>>
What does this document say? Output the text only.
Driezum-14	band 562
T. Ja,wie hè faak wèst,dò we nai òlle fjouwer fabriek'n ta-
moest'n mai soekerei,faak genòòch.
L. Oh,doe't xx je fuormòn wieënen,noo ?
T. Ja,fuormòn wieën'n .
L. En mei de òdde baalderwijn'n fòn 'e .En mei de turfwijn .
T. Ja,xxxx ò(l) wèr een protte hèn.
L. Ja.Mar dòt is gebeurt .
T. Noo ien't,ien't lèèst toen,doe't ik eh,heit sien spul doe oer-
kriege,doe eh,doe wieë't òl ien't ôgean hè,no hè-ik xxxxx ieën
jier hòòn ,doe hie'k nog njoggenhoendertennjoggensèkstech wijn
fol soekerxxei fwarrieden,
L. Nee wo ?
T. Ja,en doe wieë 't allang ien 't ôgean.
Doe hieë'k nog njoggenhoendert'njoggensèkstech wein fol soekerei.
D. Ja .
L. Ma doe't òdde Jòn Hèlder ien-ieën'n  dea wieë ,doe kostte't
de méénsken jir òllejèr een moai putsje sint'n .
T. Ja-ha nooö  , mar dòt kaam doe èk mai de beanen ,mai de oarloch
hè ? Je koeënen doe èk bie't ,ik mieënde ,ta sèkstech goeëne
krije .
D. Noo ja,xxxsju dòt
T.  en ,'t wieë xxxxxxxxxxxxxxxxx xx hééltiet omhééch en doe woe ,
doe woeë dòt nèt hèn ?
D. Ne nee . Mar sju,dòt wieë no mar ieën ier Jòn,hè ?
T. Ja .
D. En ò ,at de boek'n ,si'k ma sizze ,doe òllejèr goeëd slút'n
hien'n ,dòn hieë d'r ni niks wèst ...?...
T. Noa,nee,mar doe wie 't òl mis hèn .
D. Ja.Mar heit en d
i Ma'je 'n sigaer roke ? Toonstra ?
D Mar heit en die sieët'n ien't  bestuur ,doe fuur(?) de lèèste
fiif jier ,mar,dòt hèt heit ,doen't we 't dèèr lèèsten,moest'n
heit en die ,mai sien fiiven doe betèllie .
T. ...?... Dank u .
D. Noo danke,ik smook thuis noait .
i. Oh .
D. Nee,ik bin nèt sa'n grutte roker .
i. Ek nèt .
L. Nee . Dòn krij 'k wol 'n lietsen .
<<
WHAT THE EXERCISE ASKS: Report only how many lines of the listing hold the word "hieë".

EXPECTED ANSWER: 2